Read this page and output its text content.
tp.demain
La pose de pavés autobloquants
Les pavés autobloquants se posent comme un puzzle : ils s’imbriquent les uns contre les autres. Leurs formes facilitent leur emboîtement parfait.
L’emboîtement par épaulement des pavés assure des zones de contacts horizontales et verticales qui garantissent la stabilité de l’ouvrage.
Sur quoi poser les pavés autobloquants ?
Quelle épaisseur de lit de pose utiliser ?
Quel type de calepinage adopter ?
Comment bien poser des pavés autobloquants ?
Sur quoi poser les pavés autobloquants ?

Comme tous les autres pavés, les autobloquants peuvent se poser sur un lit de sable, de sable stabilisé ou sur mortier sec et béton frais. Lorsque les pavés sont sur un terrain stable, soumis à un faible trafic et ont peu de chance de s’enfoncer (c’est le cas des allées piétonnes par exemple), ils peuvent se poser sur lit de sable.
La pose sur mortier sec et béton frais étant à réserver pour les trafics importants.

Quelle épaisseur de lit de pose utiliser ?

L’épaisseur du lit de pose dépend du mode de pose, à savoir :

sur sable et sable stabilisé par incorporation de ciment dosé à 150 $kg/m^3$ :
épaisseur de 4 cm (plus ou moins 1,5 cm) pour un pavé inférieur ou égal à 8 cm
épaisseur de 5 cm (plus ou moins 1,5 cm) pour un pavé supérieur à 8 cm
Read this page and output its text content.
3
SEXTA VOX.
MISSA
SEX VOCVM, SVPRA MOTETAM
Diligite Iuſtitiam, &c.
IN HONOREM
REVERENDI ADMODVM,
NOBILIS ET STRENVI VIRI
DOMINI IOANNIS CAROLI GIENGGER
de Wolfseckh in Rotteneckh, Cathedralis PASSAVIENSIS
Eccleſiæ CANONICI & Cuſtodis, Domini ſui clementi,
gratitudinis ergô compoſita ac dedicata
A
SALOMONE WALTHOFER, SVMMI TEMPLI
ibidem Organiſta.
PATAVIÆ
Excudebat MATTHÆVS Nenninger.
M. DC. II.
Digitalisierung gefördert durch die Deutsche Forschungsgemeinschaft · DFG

> Exercise description: Choose all lines containing the string "pavés" and copy them out.

> Solution for this problem:
La pose de pavés autobloquants
Les pavés autobloquants se posent comme un puzzle : ils s’imbriquent les uns contre les autres. Leurs formes facilitent leur emboîtement parfait.
L’emboîtement par épaulement des pavés assure des zones de contacts horizontales et verticales qui garantissent la stabilité de l’ouvrage.
Sur quoi poser les pavés autobloquants ?
Comment bien poser des pavés autobloquants ?
Sur quoi poser les pavés autobloquants ?
Comme tous les autres pavés, les autobloquants peuvent se poser sur un lit de sable, de sable stabilisé ou sur mortier sec et béton frais. Lorsque les pavés sont sur un terrain stable, soumis à un faible trafic et ont peu de chance de s’enfoncer (c’est le cas des allées piétonnes par exemple), ils peuvent se poser sur lit de sable.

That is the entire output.